Dataset items

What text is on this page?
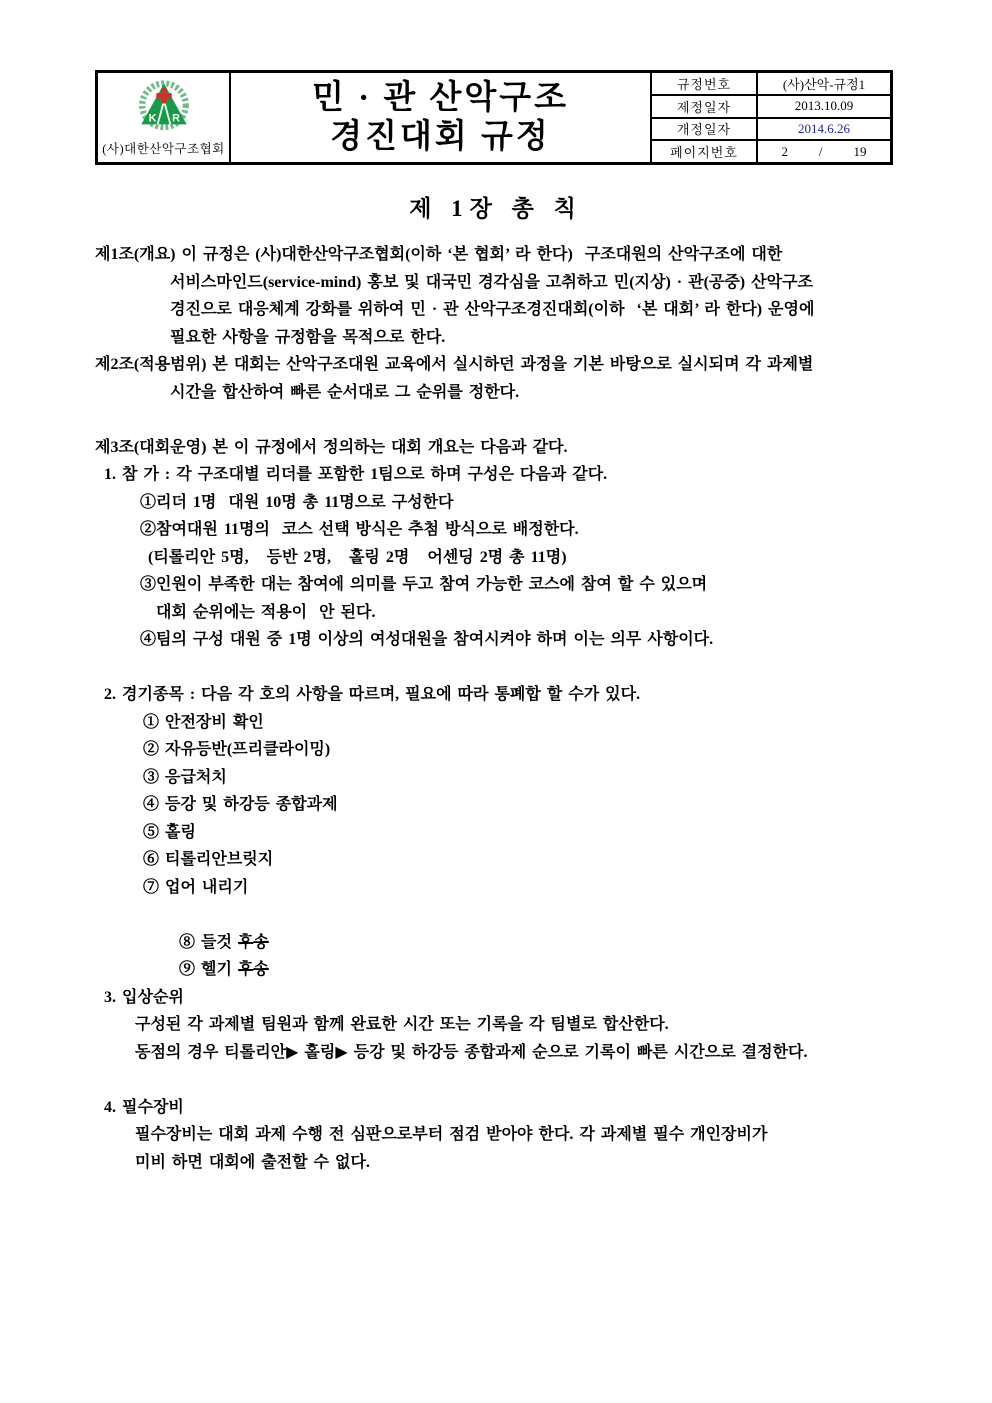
K R
(사)대한산악구조협회
민 · 관 산악구조
경진대회 규정
규정번호	(사)산악-규정1
제정일자	2013.10.09
개정일자	2014.6.26
페이지번호	2 / 19
제 1장 총 칙
제1조(개요) 이 규정은 (사)대한산악구조협회(이하 ‘본 협회’ 라 한다)  구조대원의 산악구조에 대한
서비스마인드(service-mind) 홍보 및 대국민 경각심을 고취하고 민(지상) · 관(공중) 산악구조
경진으로 대응체계 강화를 위하여 민 · 관 산악구조경진대회(이하  ‘본 대회’ 라 한다) 운영에
필요한 사항을 규정함을 목적으로 한다.
제2조(적용범위) 본 대회는 산악구조대원 교육에서 실시하던 과정을 기본 바탕으로 실시되며 각 과제별
시간을 합산하여 빠른 순서대로 그 순위를 정한다.
제3조(대회운영) 본 이 규정에서 정의하는 대회 개요는 다음과 같다.
1. 참 가 : 각 구조대별 리더를 포함한 1팀으로 하며 구성은 다음과 같다.
①리더 1명  대원 10명 총 11명으로 구성한다
②참여대원 11명의  코스 선택 방식은 추첨 방식으로 배정한다.
(티롤리안 5명,   등반 2명,   홀링 2명   어센딩 2명 총 11명)
③인원이 부족한 대는 참여에 의미를 두고 참여 가능한 코스에 참여 할 수 있으며
대회 순위에는 적용이  안 된다.
④팀의 구성 대원 중 1명 이상의 여성대원을 참여시켜야 하며 이는 의무 사항이다.
2. 경기종목 : 다음 각 호의 사항을 따르며, 필요에 따라 통폐합 할 수가 있다.
① 안전장비 확인
② 자유등반(프리클라이밍)
③ 응급처치
④ 등강 및 하강등 종합과제
⑤ 홀링
⑥ 티롤리안브릿지
⑦ 업어 내리기

⑧ 들것 후송

⑨ 헬기 후송

3. 입상순위
구성된 각 과제별 팀원과 함께 완료한 시간 또는 기록을 각 팀별로 합산한다.
동점의 경우 티롤리안▶ 홀링▶ 등강 및 하강등 종합과제 순으로 기록이 빠른 시간으로 결정한다.
4. 필수장비
필수장비는 대회 과제 수행 전 심판으로부터 점검 받아야 한다. 각 과제별 필수 개인장비가
미비 하면 대회에 출전할 수 없다.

**THE EXERCISE:**
Write out the whole listing exactly, and drop the pictures.

**ANSWER TO THIS TASK:**
What text is on this page?
K R
(사)대한산악구조협회
민 · 관 산악구조
경진대회 규정
규정번호	(사)산악-규정1
제정일자	2013.10.09
개정일자	2014.6.26
페이지번호	2 / 19
제 1장 총 칙
제1조(개요) 이 규정은 (사)대한산악구조협회(이하 ‘본 협회’ 라 한다)  구조대원의 산악구조에 대한
서비스마인드(service-mind) 홍보 및 대국민 경각심을 고취하고 민(지상) · 관(공중) 산악구조
경진으로 대응체계 강화를 위하여 민 · 관 산악구조경진대회(이하  ‘본 대회’ 라 한다) 운영에
필요한 사항을 규정함을 목적으로 한다.
제2조(적용범위) 본 대회는 산악구조대원 교육에서 실시하던 과정을 기본 바탕으로 실시되며 각 과제별
시간을 합산하여 빠른 순서대로 그 순위를 정한다.
제3조(대회운영) 본 이 규정에서 정의하는 대회 개요는 다음과 같다.
1. 참 가 : 각 구조대별 리더를 포함한 1팀으로 하며 구성은 다음과 같다.
①리더 1명  대원 10명 총 11명으로 구성한다
②참여대원 11명의  코스 선택 방식은 추첨 방식으로 배정한다.
(티롤리안 5명,   등반 2명,   홀링 2명   어센딩 2명 총 11명)
③인원이 부족한 대는 참여에 의미를 두고 참여 가능한 코스에 참여 할 수 있으며
대회 순위에는 적용이  안 된다.
④팀의 구성 대원 중 1명 이상의 여성대원을 참여시켜야 하며 이는 의무 사항이다.
2. 경기종목 : 다음 각 호의 사항을 따르며, 필요에 따라 통폐합 할 수가 있다.
① 안전장비 확인
② 자유등반(프리클라이밍)
③ 응급처치
④ 등강 및 하강등 종합과제
⑤ 홀링
⑥ 티롤리안브릿지
⑦ 업어 내리기

⑧ 들것 후송

⑨ 헬기 후송

3. 입상순위
구성된 각 과제별 팀원과 함께 완료한 시간 또는 기록을 각 팀별로 합산한다.
동점의 경우 티롤리안▶ 홀링▶ 등강 및 하강등 종합과제 순으로 기록이 빠른 시간으로 결정한다.
4. 필수장비
필수장비는 대회 과제 수행 전 심판으로부터 점검 받아야 한다. 각 과제별 필수 개인장비가
미비 하면 대회에 출전할 수 없다.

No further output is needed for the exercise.